Problem requirements. Search the entries below. Return every line that has "this" in it.

Dataset listings of figures:
==============================

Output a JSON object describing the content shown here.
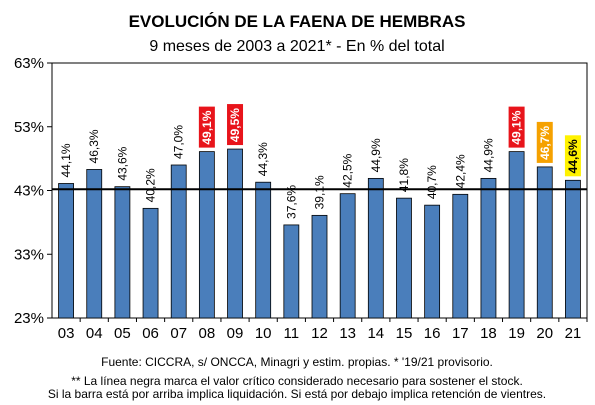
{
  "chart_data": {
    "type": "bar",
    "title": "EVOLUCIÓN DE LA FAENA DE HEMBRAS",
    "subtitle": "9 meses de 2003 a 2021* - En % del total",
    "categories": [
      "03",
      "04",
      "05",
      "06",
      "07",
      "08",
      "09",
      "10",
      "11",
      "12",
      "13",
      "14",
      "15",
      "16",
      "17",
      "18",
      "19",
      "20",
      "21"
    ],
    "values": [
      44.1,
      46.3,
      43.6,
      40.2,
      47.0,
      49.1,
      49.5,
      44.3,
      37.6,
      39.1,
      42.5,
      44.9,
      41.8,
      40.7,
      42.4,
      44.9,
      49.1,
      46.7,
      44.6
    ],
    "labels": [
      "44,1%",
      "46,3%",
      "43,6%",
      "40,2%",
      "47,0%",
      "49,1%",
      "49,5%",
      "44,3%",
      "37,6%",
      "39,1%",
      "42,5%",
      "44,9%",
      "41,8%",
      "40,7%",
      "42,4%",
      "44,9%",
      "49,1%",
      "46,7%",
      "44,6%"
    ],
    "highlight": {
      "5": "#e8141b",
      "6": "#e8141b",
      "16": "#e8141b",
      "17": "#f5a100",
      "18": "#fff200"
    },
    "bar_color": "#4a7ebb",
    "reference_line": 43.2,
    "ylim": [
      23,
      63
    ],
    "yticks": [
      23,
      33,
      43,
      53,
      63
    ],
    "ytick_labels": [
      "23%",
      "33%",
      "43%",
      "53%",
      "63%"
    ],
    "grid": false
  },
  "footnotes": {
    "source": "Fuente: CICCRA, s/ ONCCA, Minagri y estim. propias. * '19/21  provisorio.",
    "note1": "** La línea negra marca el valor crítico considerado necesario para sostener el stock.",
    "note2": "Si la barra está por arriba implica liquidación. Si está por debajo implica retención de vientres."
  }
}
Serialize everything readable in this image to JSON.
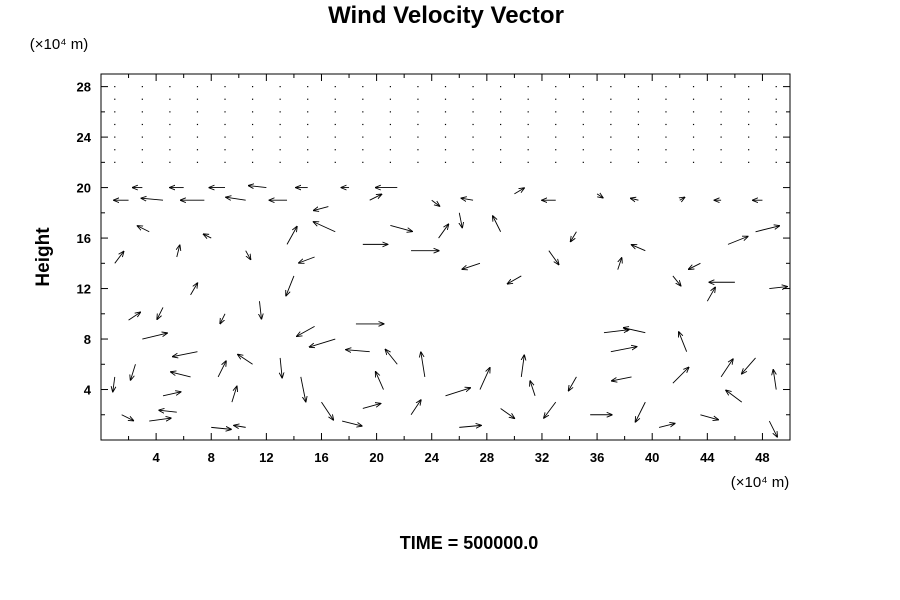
{
  "chart_data": {
    "type": "vector-field",
    "title": "Wind Velocity Vector",
    "ylabel": "Height",
    "xlabel": "",
    "x_unit": "(×10⁴ m)",
    "y_unit": "(×10⁴ m)",
    "xlim": [
      0,
      50
    ],
    "ylim": [
      0,
      29
    ],
    "x_ticks": [
      4,
      8,
      12,
      16,
      20,
      24,
      28,
      32,
      36,
      40,
      44,
      48
    ],
    "y_ticks": [
      4,
      8,
      12,
      16,
      20,
      24,
      28
    ],
    "grid": false,
    "footer": "TIME = 500000.0",
    "vectors": [
      {
        "x": 1.5,
        "y": 2.0,
        "u": 1.2,
        "v": -0.6
      },
      {
        "x": 3.5,
        "y": 1.5,
        "u": 2.2,
        "v": 0.3
      },
      {
        "x": 4.5,
        "y": 3.5,
        "u": 1.8,
        "v": 0.4
      },
      {
        "x": 5.5,
        "y": 2.2,
        "u": -1.8,
        "v": 0.2
      },
      {
        "x": 6.5,
        "y": 5.0,
        "u": -2.0,
        "v": 0.5
      },
      {
        "x": 7.0,
        "y": 7.0,
        "u": -2.5,
        "v": -0.5
      },
      {
        "x": 2.5,
        "y": 6.0,
        "u": -0.5,
        "v": -1.6
      },
      {
        "x": 1.0,
        "y": 5.0,
        "u": -0.2,
        "v": -1.5
      },
      {
        "x": 3.0,
        "y": 8.0,
        "u": 2.5,
        "v": 0.6
      },
      {
        "x": 8.5,
        "y": 5.0,
        "u": 0.8,
        "v": 1.6
      },
      {
        "x": 9.5,
        "y": 3.0,
        "u": 0.5,
        "v": 1.6
      },
      {
        "x": 8.0,
        "y": 1.0,
        "u": 2.0,
        "v": -0.2
      },
      {
        "x": 10.5,
        "y": 1.0,
        "u": -1.2,
        "v": 0.2
      },
      {
        "x": 11.0,
        "y": 6.0,
        "u": -1.5,
        "v": 1.0
      },
      {
        "x": 13.0,
        "y": 6.5,
        "u": 0.2,
        "v": -2.0
      },
      {
        "x": 14.5,
        "y": 5.0,
        "u": 0.5,
        "v": -2.5
      },
      {
        "x": 16.0,
        "y": 3.0,
        "u": 1.2,
        "v": -1.8
      },
      {
        "x": 17.5,
        "y": 1.5,
        "u": 2.0,
        "v": -0.5
      },
      {
        "x": 19.0,
        "y": 2.5,
        "u": 1.8,
        "v": 0.5
      },
      {
        "x": 20.5,
        "y": 4.0,
        "u": -0.8,
        "v": 1.8
      },
      {
        "x": 21.5,
        "y": 6.0,
        "u": -1.2,
        "v": 1.5
      },
      {
        "x": 19.5,
        "y": 7.0,
        "u": -2.4,
        "v": 0.2
      },
      {
        "x": 17.0,
        "y": 8.0,
        "u": -2.6,
        "v": -0.8
      },
      {
        "x": 15.5,
        "y": 9.0,
        "u": -1.8,
        "v": -1.0
      },
      {
        "x": 18.5,
        "y": 9.2,
        "u": 2.8,
        "v": 0.0
      },
      {
        "x": 22.5,
        "y": 2.0,
        "u": 1.0,
        "v": 1.5
      },
      {
        "x": 23.5,
        "y": 5.0,
        "u": -0.4,
        "v": 2.5
      },
      {
        "x": 25.0,
        "y": 3.5,
        "u": 2.5,
        "v": 0.8
      },
      {
        "x": 26.0,
        "y": 1.0,
        "u": 2.2,
        "v": 0.2
      },
      {
        "x": 27.5,
        "y": 4.0,
        "u": 1.0,
        "v": 2.2
      },
      {
        "x": 29.0,
        "y": 2.5,
        "u": 1.4,
        "v": -1.0
      },
      {
        "x": 30.5,
        "y": 5.0,
        "u": 0.3,
        "v": 2.2
      },
      {
        "x": 31.5,
        "y": 3.5,
        "u": -0.5,
        "v": 1.5
      },
      {
        "x": 33.0,
        "y": 3.0,
        "u": -1.2,
        "v": -1.6
      },
      {
        "x": 34.5,
        "y": 5.0,
        "u": -0.8,
        "v": -1.4
      },
      {
        "x": 35.5,
        "y": 2.0,
        "u": 2.2,
        "v": 0.0
      },
      {
        "x": 37.0,
        "y": 7.0,
        "u": 2.6,
        "v": 0.5
      },
      {
        "x": 38.5,
        "y": 5.0,
        "u": -2.0,
        "v": -0.4
      },
      {
        "x": 39.5,
        "y": 3.0,
        "u": -1.0,
        "v": -2.0
      },
      {
        "x": 40.5,
        "y": 1.0,
        "u": 1.6,
        "v": 0.4
      },
      {
        "x": 41.5,
        "y": 4.5,
        "u": 1.6,
        "v": 1.6
      },
      {
        "x": 42.5,
        "y": 7.0,
        "u": -0.8,
        "v": 2.0
      },
      {
        "x": 43.5,
        "y": 2.0,
        "u": 1.8,
        "v": -0.5
      },
      {
        "x": 45.0,
        "y": 5.0,
        "u": 1.2,
        "v": 1.8
      },
      {
        "x": 46.5,
        "y": 3.0,
        "u": -1.6,
        "v": 1.2
      },
      {
        "x": 47.5,
        "y": 6.5,
        "u": -1.4,
        "v": -1.6
      },
      {
        "x": 48.5,
        "y": 1.5,
        "u": 0.8,
        "v": -1.6
      },
      {
        "x": 49.0,
        "y": 4.0,
        "u": -0.3,
        "v": 2.0
      },
      {
        "x": 36.5,
        "y": 8.5,
        "u": 2.5,
        "v": 0.3
      },
      {
        "x": 39.5,
        "y": 8.5,
        "u": -2.2,
        "v": 0.5
      },
      {
        "x": 2.0,
        "y": 9.5,
        "u": 1.2,
        "v": 0.8
      },
      {
        "x": 4.5,
        "y": 10.5,
        "u": -0.6,
        "v": -1.2
      },
      {
        "x": 6.5,
        "y": 11.5,
        "u": 0.7,
        "v": 1.2
      },
      {
        "x": 9.0,
        "y": 10.0,
        "u": -0.5,
        "v": -1.0
      },
      {
        "x": 11.5,
        "y": 11.0,
        "u": 0.2,
        "v": -1.8
      },
      {
        "x": 14.0,
        "y": 13.0,
        "u": -0.8,
        "v": -2.0
      },
      {
        "x": 13.5,
        "y": 15.5,
        "u": 1.0,
        "v": 1.8
      },
      {
        "x": 15.5,
        "y": 14.5,
        "u": -1.6,
        "v": -0.6
      },
      {
        "x": 17.0,
        "y": 16.5,
        "u": -2.2,
        "v": 1.0
      },
      {
        "x": 19.0,
        "y": 15.5,
        "u": 2.5,
        "v": 0.0
      },
      {
        "x": 21.0,
        "y": 17.0,
        "u": 2.2,
        "v": -0.6
      },
      {
        "x": 22.5,
        "y": 15.0,
        "u": 2.8,
        "v": 0.0
      },
      {
        "x": 24.5,
        "y": 16.0,
        "u": 1.0,
        "v": 1.4
      },
      {
        "x": 26.0,
        "y": 18.0,
        "u": 0.3,
        "v": -1.5
      },
      {
        "x": 27.5,
        "y": 14.0,
        "u": -1.8,
        "v": -0.6
      },
      {
        "x": 29.0,
        "y": 16.5,
        "u": -0.8,
        "v": 1.6
      },
      {
        "x": 30.5,
        "y": 13.0,
        "u": -1.4,
        "v": -0.8
      },
      {
        "x": 32.5,
        "y": 15.0,
        "u": 1.0,
        "v": -1.4
      },
      {
        "x": 34.5,
        "y": 16.5,
        "u": -0.6,
        "v": -1.0
      },
      {
        "x": 37.5,
        "y": 13.5,
        "u": 0.4,
        "v": 1.2
      },
      {
        "x": 39.5,
        "y": 15.0,
        "u": -1.4,
        "v": 0.6
      },
      {
        "x": 41.5,
        "y": 13.0,
        "u": 0.8,
        "v": -1.0
      },
      {
        "x": 43.5,
        "y": 14.0,
        "u": -1.2,
        "v": -0.6
      },
      {
        "x": 45.5,
        "y": 15.5,
        "u": 2.0,
        "v": 0.8
      },
      {
        "x": 47.5,
        "y": 16.5,
        "u": 2.4,
        "v": 0.6
      },
      {
        "x": 46.0,
        "y": 12.5,
        "u": -2.6,
        "v": 0.0
      },
      {
        "x": 44.0,
        "y": 11.0,
        "u": 0.8,
        "v": 1.4
      },
      {
        "x": 48.5,
        "y": 12.0,
        "u": 1.8,
        "v": 0.2
      },
      {
        "x": 1.0,
        "y": 14.0,
        "u": 0.9,
        "v": 1.2
      },
      {
        "x": 3.5,
        "y": 16.5,
        "u": -1.2,
        "v": 0.6
      },
      {
        "x": 5.5,
        "y": 14.5,
        "u": 0.3,
        "v": 1.2
      },
      {
        "x": 8.0,
        "y": 16.0,
        "u": -0.8,
        "v": 0.4
      },
      {
        "x": 10.5,
        "y": 15.0,
        "u": 0.5,
        "v": -0.9
      },
      {
        "x": 2.0,
        "y": 19.0,
        "u": -1.5,
        "v": 0.0
      },
      {
        "x": 4.5,
        "y": 19.0,
        "u": -2.2,
        "v": 0.2
      },
      {
        "x": 7.5,
        "y": 19.0,
        "u": -2.4,
        "v": 0.0
      },
      {
        "x": 10.5,
        "y": 19.0,
        "u": -2.0,
        "v": 0.3
      },
      {
        "x": 13.5,
        "y": 19.0,
        "u": -1.8,
        "v": 0.0
      },
      {
        "x": 16.5,
        "y": 18.5,
        "u": -1.5,
        "v": -0.4
      },
      {
        "x": 19.5,
        "y": 19.0,
        "u": 1.2,
        "v": 0.6
      },
      {
        "x": 21.5,
        "y": 20.0,
        "u": -2.2,
        "v": 0.0
      },
      {
        "x": 24.0,
        "y": 19.0,
        "u": 0.8,
        "v": -0.6
      },
      {
        "x": 27.0,
        "y": 19.0,
        "u": -1.2,
        "v": 0.2
      },
      {
        "x": 30.0,
        "y": 19.5,
        "u": 1.0,
        "v": 0.6
      },
      {
        "x": 33.0,
        "y": 19.0,
        "u": -1.4,
        "v": 0.0
      },
      {
        "x": 36.0,
        "y": 19.5,
        "u": 0.6,
        "v": -0.4
      },
      {
        "x": 39.0,
        "y": 19.0,
        "u": -0.8,
        "v": 0.2
      },
      {
        "x": 42.0,
        "y": 19.0,
        "u": 0.5,
        "v": 0.3
      },
      {
        "x": 45.0,
        "y": 19.0,
        "u": -0.7,
        "v": 0.0
      },
      {
        "x": 48.0,
        "y": 19.0,
        "u": -1.0,
        "v": 0.0
      },
      {
        "x": 3.0,
        "y": 20.0,
        "u": -1.0,
        "v": 0.0
      },
      {
        "x": 6.0,
        "y": 20.0,
        "u": -1.4,
        "v": 0.0
      },
      {
        "x": 9.0,
        "y": 20.0,
        "u": -1.6,
        "v": 0.0
      },
      {
        "x": 12.0,
        "y": 20.0,
        "u": -1.8,
        "v": 0.2
      },
      {
        "x": 15.0,
        "y": 20.0,
        "u": -1.2,
        "v": 0.0
      },
      {
        "x": 18.0,
        "y": 20.0,
        "u": -0.8,
        "v": 0.0
      }
    ]
  }
}
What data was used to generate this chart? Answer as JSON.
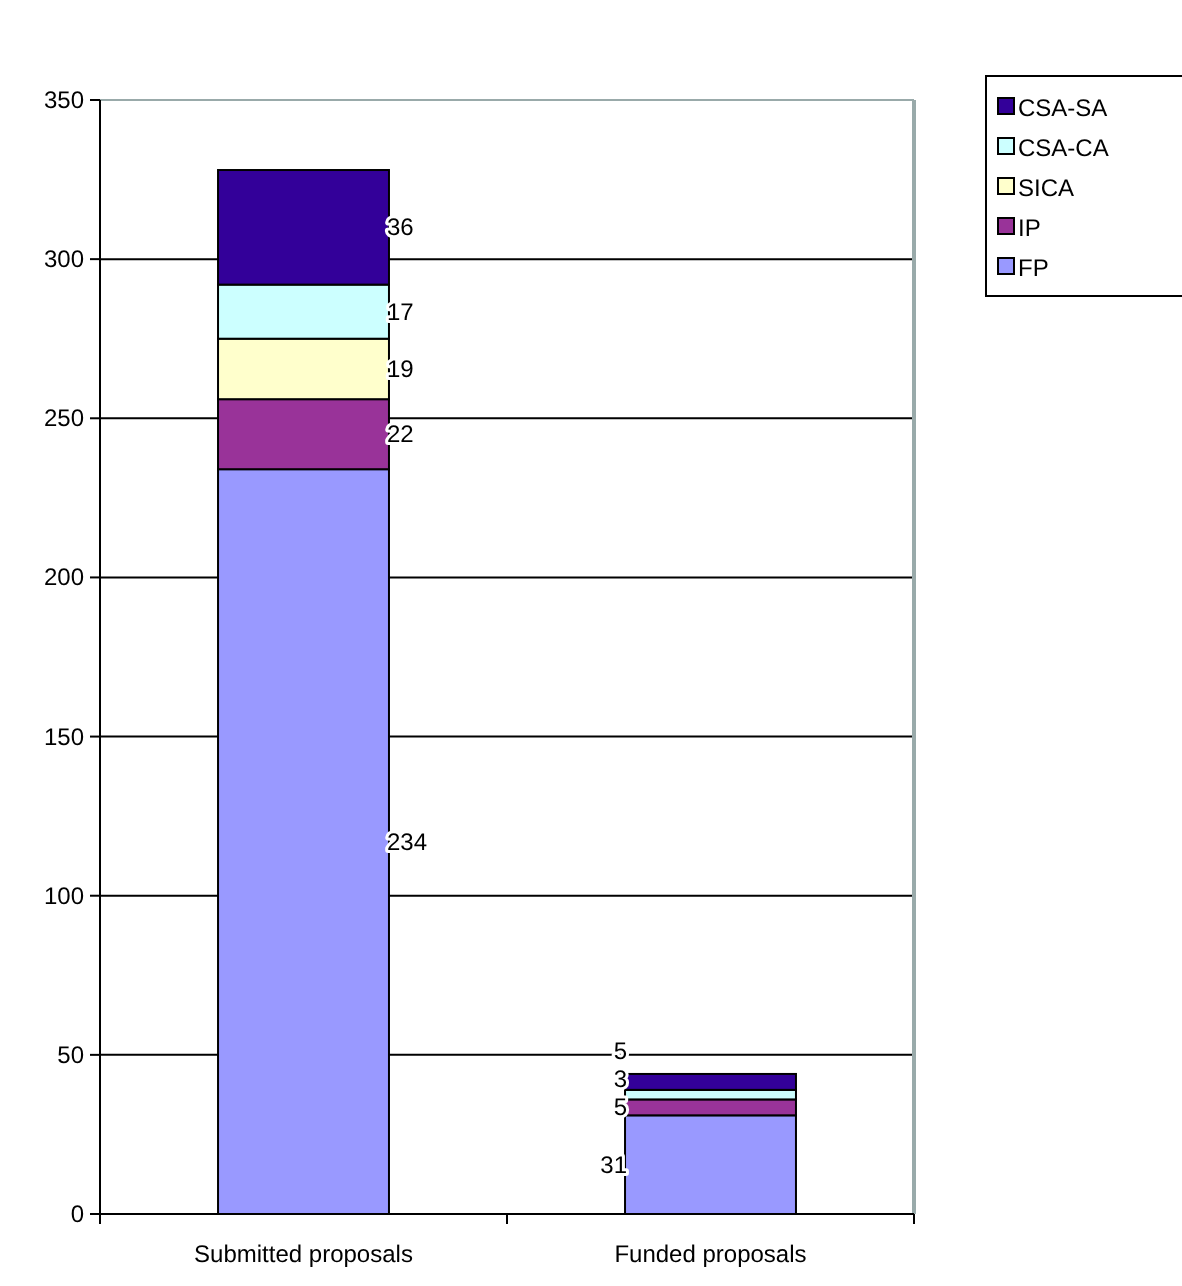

==============================

Reply.
Serialize everything readable in this image to JSON.
What data was used to generate this chart? Answer as JSON.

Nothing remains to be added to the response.